**Stated exercise**
Reproduce the lines below verbatim, leaving out the pictures.

Box coordinate listings
- - - - - - -

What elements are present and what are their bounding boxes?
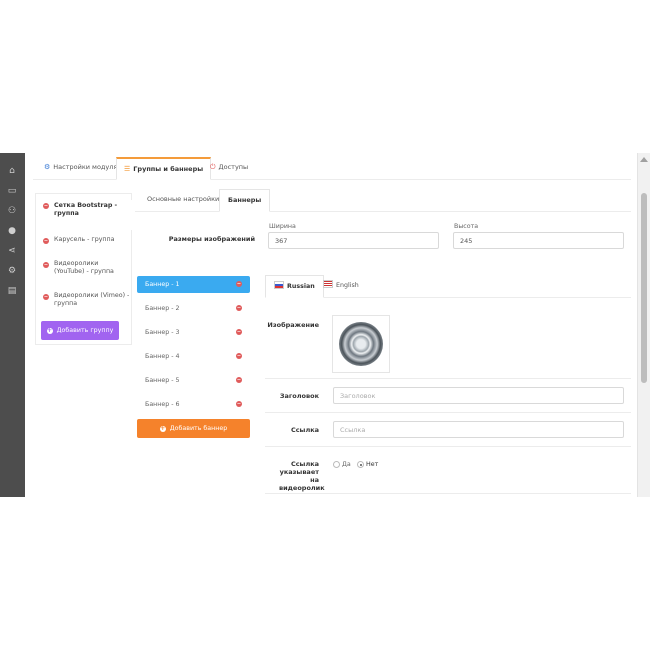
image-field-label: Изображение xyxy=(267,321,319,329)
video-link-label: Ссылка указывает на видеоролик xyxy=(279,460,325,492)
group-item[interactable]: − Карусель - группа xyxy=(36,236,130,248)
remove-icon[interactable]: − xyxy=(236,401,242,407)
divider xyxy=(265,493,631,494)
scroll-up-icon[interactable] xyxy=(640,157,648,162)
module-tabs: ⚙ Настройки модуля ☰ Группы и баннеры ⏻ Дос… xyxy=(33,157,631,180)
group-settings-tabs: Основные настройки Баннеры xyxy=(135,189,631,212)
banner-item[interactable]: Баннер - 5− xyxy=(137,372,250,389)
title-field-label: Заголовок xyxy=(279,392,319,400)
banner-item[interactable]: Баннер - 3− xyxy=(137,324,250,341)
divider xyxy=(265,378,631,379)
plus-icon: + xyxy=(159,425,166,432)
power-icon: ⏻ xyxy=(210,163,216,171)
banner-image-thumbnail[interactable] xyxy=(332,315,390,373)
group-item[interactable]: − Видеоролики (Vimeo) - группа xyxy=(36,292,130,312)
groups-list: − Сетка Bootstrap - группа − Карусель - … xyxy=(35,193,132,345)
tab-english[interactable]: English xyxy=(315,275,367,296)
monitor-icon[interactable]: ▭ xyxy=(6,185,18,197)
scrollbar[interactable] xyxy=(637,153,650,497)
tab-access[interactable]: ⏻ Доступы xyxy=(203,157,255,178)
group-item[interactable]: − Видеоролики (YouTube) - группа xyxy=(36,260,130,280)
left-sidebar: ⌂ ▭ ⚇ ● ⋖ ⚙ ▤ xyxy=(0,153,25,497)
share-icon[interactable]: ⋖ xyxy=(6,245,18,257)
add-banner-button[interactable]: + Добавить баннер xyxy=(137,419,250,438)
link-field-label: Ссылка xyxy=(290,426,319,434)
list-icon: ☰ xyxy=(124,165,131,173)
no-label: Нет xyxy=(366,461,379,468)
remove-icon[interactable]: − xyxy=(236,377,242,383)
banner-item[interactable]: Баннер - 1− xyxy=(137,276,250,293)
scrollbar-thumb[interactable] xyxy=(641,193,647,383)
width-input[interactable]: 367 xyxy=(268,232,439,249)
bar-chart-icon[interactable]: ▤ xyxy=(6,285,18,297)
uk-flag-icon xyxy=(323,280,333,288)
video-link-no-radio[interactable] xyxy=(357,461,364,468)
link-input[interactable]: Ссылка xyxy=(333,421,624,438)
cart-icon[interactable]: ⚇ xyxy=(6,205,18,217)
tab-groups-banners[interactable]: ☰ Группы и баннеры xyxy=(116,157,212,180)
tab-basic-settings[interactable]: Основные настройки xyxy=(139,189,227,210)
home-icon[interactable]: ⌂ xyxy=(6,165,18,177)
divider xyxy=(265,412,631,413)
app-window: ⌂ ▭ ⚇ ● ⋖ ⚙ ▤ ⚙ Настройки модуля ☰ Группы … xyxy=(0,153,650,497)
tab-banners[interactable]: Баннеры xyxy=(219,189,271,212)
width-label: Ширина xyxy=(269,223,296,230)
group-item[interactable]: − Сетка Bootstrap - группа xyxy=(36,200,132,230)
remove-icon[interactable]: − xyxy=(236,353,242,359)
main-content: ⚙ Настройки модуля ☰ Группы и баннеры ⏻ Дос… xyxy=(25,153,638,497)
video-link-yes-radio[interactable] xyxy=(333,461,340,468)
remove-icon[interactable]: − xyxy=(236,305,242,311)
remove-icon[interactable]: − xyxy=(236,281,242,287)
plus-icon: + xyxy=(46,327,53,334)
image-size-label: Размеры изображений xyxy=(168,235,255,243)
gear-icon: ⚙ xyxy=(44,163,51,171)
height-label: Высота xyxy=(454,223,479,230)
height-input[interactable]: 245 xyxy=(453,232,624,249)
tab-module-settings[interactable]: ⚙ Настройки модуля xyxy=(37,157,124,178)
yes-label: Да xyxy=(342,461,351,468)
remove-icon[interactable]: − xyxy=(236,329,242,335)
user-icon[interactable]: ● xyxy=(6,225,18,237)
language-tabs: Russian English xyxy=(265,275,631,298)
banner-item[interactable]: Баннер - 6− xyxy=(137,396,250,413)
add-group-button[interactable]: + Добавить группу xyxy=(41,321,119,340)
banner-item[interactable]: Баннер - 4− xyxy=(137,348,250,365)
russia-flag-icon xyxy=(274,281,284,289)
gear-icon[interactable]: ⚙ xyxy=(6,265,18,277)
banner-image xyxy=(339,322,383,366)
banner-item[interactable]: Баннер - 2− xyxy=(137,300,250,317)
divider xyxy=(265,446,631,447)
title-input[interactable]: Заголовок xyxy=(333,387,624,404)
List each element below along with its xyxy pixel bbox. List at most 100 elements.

- - - - - - -

**Output of the task**
What elements are present and what are their bounding boxes?
image-field-label: Изображение xyxy=(267,321,319,329)
video-link-label: Ссылка указывает на видеоролик xyxy=(279,460,325,492)
group-item[interactable]: − Карусель - группа xyxy=(36,236,130,248)
remove-icon[interactable]: − xyxy=(236,401,242,407)
divider xyxy=(265,493,631,494)
scroll-up-icon[interactable] xyxy=(640,157,648,162)
module-tabs: ⚙ Настройки модуля ☰ Группы и баннеры ⏻ Дос… xyxy=(33,157,631,180)
group-settings-tabs: Основные настройки Баннеры xyxy=(135,189,631,212)
banner-item[interactable]: Баннер - 5− xyxy=(137,372,250,389)
title-field-label: Заголовок xyxy=(279,392,319,400)
banner-item[interactable]: Баннер - 3− xyxy=(137,324,250,341)
divider xyxy=(265,378,631,379)
plus-icon: + xyxy=(159,425,166,432)
power-icon: ⏻ xyxy=(210,163,216,171)
banner-image-thumbnail[interactable] xyxy=(332,315,390,373)
group-item[interactable]: − Видеоролики (Vimeo) - группа xyxy=(36,292,130,312)
groups-list: − Сетка Bootstrap - группа − Карусель - … xyxy=(35,193,132,345)
tab-english[interactable]: English xyxy=(315,275,367,296)
monitor-icon[interactable]: ▭ xyxy=(6,185,18,197)
scrollbar[interactable] xyxy=(637,153,650,497)
tab-access[interactable]: ⏻ Доступы xyxy=(203,157,255,178)
group-item[interactable]: − Видеоролики (YouTube) - группа xyxy=(36,260,130,280)
left-sidebar: ⌂ ▭ ⚇ ● ⋖ ⚙ ▤ xyxy=(0,153,25,497)
share-icon[interactable]: ⋖ xyxy=(6,245,18,257)
add-banner-button[interactable]: + Добавить баннер xyxy=(137,419,250,438)
link-field-label: Ссылка xyxy=(290,426,319,434)
list-icon: ☰ xyxy=(124,165,131,173)
no-label: Нет xyxy=(366,461,379,468)
remove-icon[interactable]: − xyxy=(236,377,242,383)
banner-item[interactable]: Баннер - 1− xyxy=(137,276,250,293)
scrollbar-thumb[interactable] xyxy=(641,193,647,383)
width-input[interactable]: 367 xyxy=(268,232,439,249)
bar-chart-icon[interactable]: ▤ xyxy=(6,285,18,297)
uk-flag-icon xyxy=(323,280,333,288)
video-link-no-radio[interactable] xyxy=(357,461,364,468)
link-input[interactable]: Ссылка xyxy=(333,421,624,438)
cart-icon[interactable]: ⚇ xyxy=(6,205,18,217)
tab-groups-banners[interactable]: ☰ Группы и баннеры xyxy=(116,157,212,180)
tab-basic-settings[interactable]: Основные настройки xyxy=(139,189,227,210)
home-icon[interactable]: ⌂ xyxy=(6,165,18,177)
divider xyxy=(265,412,631,413)
app-window: ⌂ ▭ ⚇ ● ⋖ ⚙ ▤ ⚙ Настройки модуля ☰ Группы … xyxy=(0,153,650,497)
tab-banners[interactable]: Баннеры xyxy=(219,189,271,212)
width-label: Ширина xyxy=(269,223,296,230)
group-item[interactable]: − Сетка Bootstrap - группа xyxy=(36,200,132,230)
remove-icon[interactable]: − xyxy=(236,353,242,359)
main-content: ⚙ Настройки модуля ☰ Группы и баннеры ⏻ Дос… xyxy=(25,153,638,497)
video-link-yes-radio[interactable] xyxy=(333,461,340,468)
remove-icon[interactable]: − xyxy=(236,305,242,311)
remove-icon[interactable]: − xyxy=(236,281,242,287)
plus-icon: + xyxy=(46,327,53,334)
image-size-label: Размеры изображений xyxy=(168,235,255,243)
gear-icon: ⚙ xyxy=(44,163,51,171)
height-label: Высота xyxy=(454,223,479,230)
height-input[interactable]: 245 xyxy=(453,232,624,249)
tab-module-settings[interactable]: ⚙ Настройки модуля xyxy=(37,157,124,178)
yes-label: Да xyxy=(342,461,351,468)
remove-icon[interactable]: − xyxy=(236,329,242,335)
user-icon[interactable]: ● xyxy=(6,225,18,237)
language-tabs: Russian English xyxy=(265,275,631,298)
banner-item[interactable]: Баннер - 6− xyxy=(137,396,250,413)
add-group-button[interactable]: + Добавить группу xyxy=(41,321,119,340)
banner-item[interactable]: Баннер - 4− xyxy=(137,348,250,365)
russia-flag-icon xyxy=(274,281,284,289)
gear-icon[interactable]: ⚙ xyxy=(6,265,18,277)
banner-image xyxy=(339,322,383,366)
banner-item[interactable]: Баннер - 2− xyxy=(137,300,250,317)
divider xyxy=(265,446,631,447)
title-input[interactable]: Заголовок xyxy=(333,387,624,404)
List each element below along with its xyxy pixel bbox. List at most 100 elements.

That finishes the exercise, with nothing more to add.